▶

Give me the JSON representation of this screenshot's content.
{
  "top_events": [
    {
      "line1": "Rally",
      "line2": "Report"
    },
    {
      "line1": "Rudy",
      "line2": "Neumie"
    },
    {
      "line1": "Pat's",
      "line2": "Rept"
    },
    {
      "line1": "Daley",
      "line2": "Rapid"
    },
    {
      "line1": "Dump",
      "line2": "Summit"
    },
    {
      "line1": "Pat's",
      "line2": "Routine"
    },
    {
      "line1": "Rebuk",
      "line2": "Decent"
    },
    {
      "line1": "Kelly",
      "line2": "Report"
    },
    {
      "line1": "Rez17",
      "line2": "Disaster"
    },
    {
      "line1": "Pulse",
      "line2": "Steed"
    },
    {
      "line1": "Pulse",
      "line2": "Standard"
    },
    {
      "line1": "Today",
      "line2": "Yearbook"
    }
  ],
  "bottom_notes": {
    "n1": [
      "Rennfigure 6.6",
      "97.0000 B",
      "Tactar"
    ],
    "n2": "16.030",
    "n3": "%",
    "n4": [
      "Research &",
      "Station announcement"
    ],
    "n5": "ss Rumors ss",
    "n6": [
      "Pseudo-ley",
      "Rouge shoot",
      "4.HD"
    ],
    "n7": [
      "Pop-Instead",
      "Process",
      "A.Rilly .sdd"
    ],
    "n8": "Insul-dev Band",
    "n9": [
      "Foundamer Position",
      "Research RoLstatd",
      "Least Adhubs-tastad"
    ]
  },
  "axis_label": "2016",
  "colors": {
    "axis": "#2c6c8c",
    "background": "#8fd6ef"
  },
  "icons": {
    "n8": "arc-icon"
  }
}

◀

● EXERCISE INSTRUCTIONS
Restate every record exactly, leaving nothing out.

● RESPONSE TO THE TASK
Give me the JSON representation of this screenshot's content.
{
  "top_events": [
    {
      "line1": "Rally",
      "line2": "Report"
    },
    {
      "line1": "Rudy",
      "line2": "Neumie"
    },
    {
      "line1": "Pat's",
      "line2": "Rept"
    },
    {
      "line1": "Daley",
      "line2": "Rapid"
    },
    {
      "line1": "Dump",
      "line2": "Summit"
    },
    {
      "line1": "Pat's",
      "line2": "Routine"
    },
    {
      "line1": "Rebuk",
      "line2": "Decent"
    },
    {
      "line1": "Kelly",
      "line2": "Report"
    },
    {
      "line1": "Rez17",
      "line2": "Disaster"
    },
    {
      "line1": "Pulse",
      "line2": "Steed"
    },
    {
      "line1": "Pulse",
      "line2": "Standard"
    },
    {
      "line1": "Today",
      "line2": "Yearbook"
    }
  ],
  "bottom_notes": {
    "n1": [
      "Rennfigure 6.6",
      "97.0000 B",
      "Tactar"
    ],
    "n2": "16.030",
    "n3": "%",
    "n4": [
      "Research &",
      "Station announcement"
    ],
    "n5": "ss Rumors ss",
    "n6": [
      "Pseudo-ley",
      "Rouge shoot",
      "4.HD"
    ],
    "n7": [
      "Pop-Instead",
      "Process",
      "A.Rilly .sdd"
    ],
    "n8": "Insul-dev Band",
    "n9": [
      "Foundamer Position",
      "Research RoLstatd",
      "Least Adhubs-tastad"
    ]
  },
  "axis_label": "2016",
  "colors": {
    "axis": "#2c6c8c",
    "background": "#8fd6ef"
  },
  "icons": {
    "n8": "arc-icon"
  }
}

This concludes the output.